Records
§ §

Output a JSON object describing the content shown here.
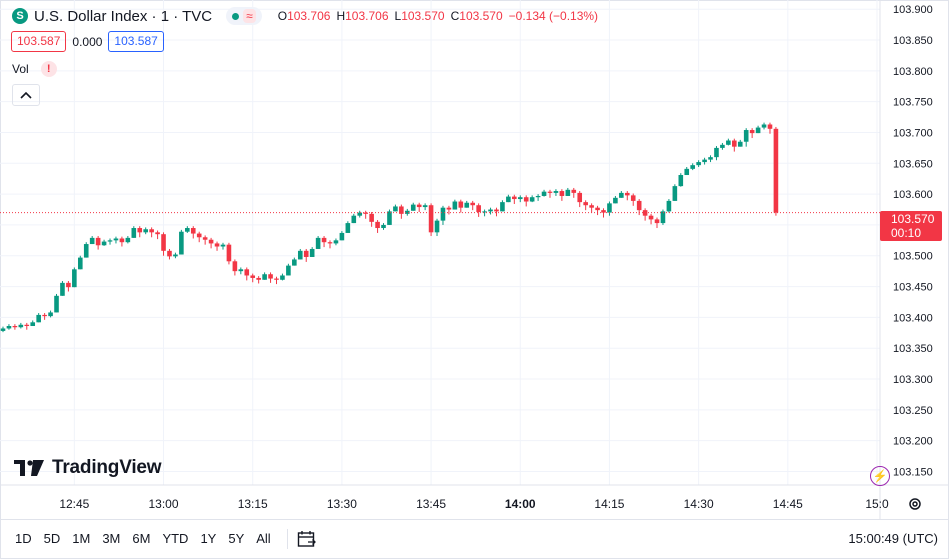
{
  "symbol": {
    "icon_letter": "S",
    "name": "U.S. Dollar Index · 1 · TVC",
    "open_label": "O",
    "open": "103.706",
    "high_label": "H",
    "high": "103.706",
    "low_label": "L",
    "low": "103.570",
    "close_label": "C",
    "close": "103.570",
    "change": "−0.134 (−0.13%)"
  },
  "quote": {
    "bid": "103.587",
    "spread": "0.000",
    "ask": "103.587"
  },
  "volume": {
    "label": "Vol",
    "warning": "!"
  },
  "colors": {
    "up": "#089981",
    "down": "#f23645",
    "grid": "#f0f3fa",
    "ask": "#2962ff",
    "accent_purple": "#9c27b0"
  },
  "last_price": {
    "value": "103.570",
    "countdown": "00:10"
  },
  "branding": {
    "logo_text": "TradingView"
  },
  "bottom_bar": {
    "ranges": [
      "1D",
      "5D",
      "1M",
      "3M",
      "6M",
      "YTD",
      "1Y",
      "5Y",
      "All"
    ],
    "clock": "15:00:49 (UTC)"
  },
  "icons": {
    "date_range": "calendar-icon",
    "settings": "gear-icon",
    "alert": "lightning-icon",
    "collapse": "chevron-up-icon"
  },
  "chart_data": {
    "type": "candlestick",
    "xlim": [
      "12:33",
      "15:00"
    ],
    "ylim": [
      103.128,
      103.915
    ],
    "y_ticks": [
      "103.900",
      "103.850",
      "103.800",
      "103.750",
      "103.700",
      "103.650",
      "103.600",
      "103.550",
      "103.500",
      "103.450",
      "103.400",
      "103.350",
      "103.300",
      "103.250",
      "103.200",
      "103.150"
    ],
    "y_tick_values": [
      103.9,
      103.85,
      103.8,
      103.75,
      103.7,
      103.65,
      103.6,
      103.55,
      103.5,
      103.45,
      103.4,
      103.35,
      103.3,
      103.25,
      103.2,
      103.15
    ],
    "x_ticks": [
      {
        "time": "12:45",
        "label": "12:45",
        "bold": false
      },
      {
        "time": "13:00",
        "label": "13:00",
        "bold": false
      },
      {
        "time": "13:15",
        "label": "13:15",
        "bold": false
      },
      {
        "time": "13:30",
        "label": "13:30",
        "bold": false
      },
      {
        "time": "13:45",
        "label": "13:45",
        "bold": false
      },
      {
        "time": "14:00",
        "label": "14:00",
        "bold": true
      },
      {
        "time": "14:15",
        "label": "14:15",
        "bold": false
      },
      {
        "time": "14:30",
        "label": "14:30",
        "bold": false
      },
      {
        "time": "14:45",
        "label": "14:45",
        "bold": false
      },
      {
        "time": "15:00",
        "label": "15:0",
        "bold": false
      }
    ],
    "last_price_value": 103.57,
    "start_time": "12:33",
    "closes": [
      103.382,
      103.386,
      103.384,
      103.388,
      103.386,
      103.392,
      103.404,
      103.402,
      103.408,
      103.435,
      103.456,
      103.449,
      103.478,
      103.497,
      103.519,
      103.529,
      103.517,
      103.523,
      103.525,
      103.528,
      103.522,
      103.529,
      103.545,
      103.538,
      103.543,
      103.538,
      103.535,
      103.508,
      103.499,
      103.502,
      103.539,
      103.545,
      103.536,
      103.53,
      103.526,
      103.52,
      103.515,
      103.518,
      103.491,
      103.475,
      103.478,
      103.468,
      103.464,
      103.461,
      103.47,
      103.463,
      103.461,
      103.468,
      103.484,
      103.494,
      103.508,
      103.498,
      103.511,
      103.529,
      103.522,
      103.52,
      103.525,
      103.537,
      103.553,
      103.565,
      103.57,
      103.568,
      103.555,
      103.545,
      103.55,
      103.572,
      103.58,
      103.568,
      103.573,
      103.583,
      103.579,
      103.582,
      103.538,
      103.557,
      103.578,
      103.575,
      103.588,
      103.578,
      103.586,
      103.582,
      103.571,
      103.572,
      103.575,
      103.572,
      103.587,
      103.596,
      103.592,
      103.595,
      103.588,
      103.595,
      103.597,
      103.604,
      103.602,
      103.605,
      103.597,
      103.607,
      103.602,
      103.587,
      103.582,
      103.578,
      103.574,
      103.57,
      103.585,
      103.594,
      103.602,
      103.598,
      103.589,
      103.574,
      103.565,
      103.559,
      103.553,
      103.572,
      103.589,
      103.613,
      103.631,
      103.641,
      103.647,
      103.652,
      103.656,
      103.66,
      103.675,
      103.68,
      103.687,
      103.677,
      103.685,
      103.704,
      103.699,
      103.708,
      103.713,
      103.706,
      103.57
    ],
    "lows": [
      103.376,
      103.38,
      103.38,
      103.382,
      103.38,
      103.386,
      103.398,
      103.396,
      103.4,
      103.426,
      103.448,
      103.442,
      103.47,
      103.488,
      103.51,
      103.52,
      103.51,
      103.516,
      103.518,
      103.52,
      103.515,
      103.52,
      103.536,
      103.53,
      103.535,
      103.53,
      103.527,
      103.5,
      103.494,
      103.496,
      103.53,
      103.537,
      103.528,
      103.522,
      103.518,
      103.512,
      103.508,
      103.51,
      103.486,
      103.468,
      103.47,
      103.46,
      103.457,
      103.455,
      103.462,
      103.456,
      103.454,
      103.46,
      103.475,
      103.486,
      103.5,
      103.49,
      103.503,
      103.52,
      103.514,
      103.512,
      103.517,
      103.528,
      103.545,
      103.557,
      103.562,
      103.56,
      103.547,
      103.537,
      103.542,
      103.563,
      103.572,
      103.56,
      103.565,
      103.575,
      103.571,
      103.574,
      103.532,
      103.532,
      103.55,
      103.567,
      103.58,
      103.57,
      103.578,
      103.574,
      103.563,
      103.564,
      103.567,
      103.564,
      103.572,
      103.588,
      103.584,
      103.587,
      103.58,
      103.587,
      103.589,
      103.596,
      103.594,
      103.597,
      103.589,
      103.599,
      103.594,
      103.579,
      103.574,
      103.57,
      103.566,
      103.562,
      103.565,
      103.586,
      103.594,
      103.59,
      103.581,
      103.566,
      103.557,
      103.551,
      103.545,
      103.55,
      103.57,
      103.591,
      103.612,
      103.633,
      103.639,
      103.644,
      103.648,
      103.652,
      103.655,
      103.672,
      103.679,
      103.669,
      103.677,
      103.677,
      103.691,
      103.7,
      103.705,
      103.698,
      103.565
    ]
  }
}
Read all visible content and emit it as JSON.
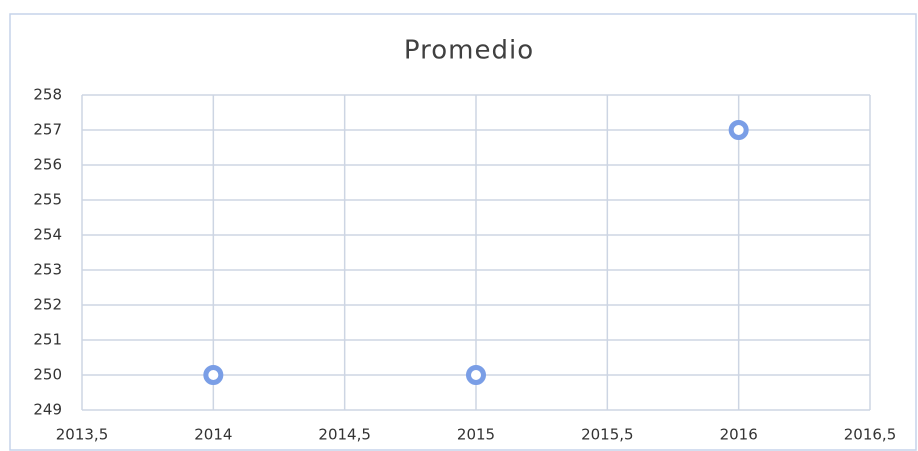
{
  "chart_data": {
    "type": "scatter",
    "title": "Promedio",
    "series": [
      {
        "color": "#7a9ee6",
        "x": [
          2014,
          2015,
          2016
        ],
        "values": [
          250,
          250,
          257
        ]
      }
    ],
    "xlim": [
      2013.5,
      2016.5
    ],
    "xticks": [
      {
        "value": 2013.5,
        "label": "2013,5"
      },
      2014,
      {
        "value": 2014.5,
        "label": "2014,5"
      },
      2015,
      {
        "value": 2015.5,
        "label": "2015,5"
      },
      2016,
      {
        "value": 2016.5,
        "label": "2016,5"
      }
    ],
    "ylim": [
      249,
      258
    ],
    "yticks": [
      249,
      250,
      251,
      252,
      253,
      254,
      255,
      256,
      257,
      258
    ],
    "grid": true
  }
}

§ §

#### [TASK REQUIREMENTS]
Output nothing but the lines from the line with "Read all visible content and emit it as JSON." through the last line of the material above, please, word for word and without the pictures.

#### [ANSWER TO THIS EXERCISE]
Read all visible content and emit it as JSON.
{
  "chart_data": {
    "type": "scatter",
    "title": "Promedio",
    "series": [
      {
        "color": "#7a9ee6",
        "x": [
          2014,
          2015,
          2016
        ],
        "values": [
          250,
          250,
          257
        ]
      }
    ],
    "xlim": [
      2013.5,
      2016.5
    ],
    "xticks": [
      {
        "value": 2013.5,
        "label": "2013,5"
      },
      2014,
      {
        "value": 2014.5,
        "label": "2014,5"
      },
      2015,
      {
        "value": 2015.5,
        "label": "2015,5"
      },
      2016,
      {
        "value": 2016.5,
        "label": "2016,5"
      }
    ],
    "ylim": [
      249,
      258
    ],
    "yticks": [
      249,
      250,
      251,
      252,
      253,
      254,
      255,
      256,
      257,
      258
    ],
    "grid": true
  }
}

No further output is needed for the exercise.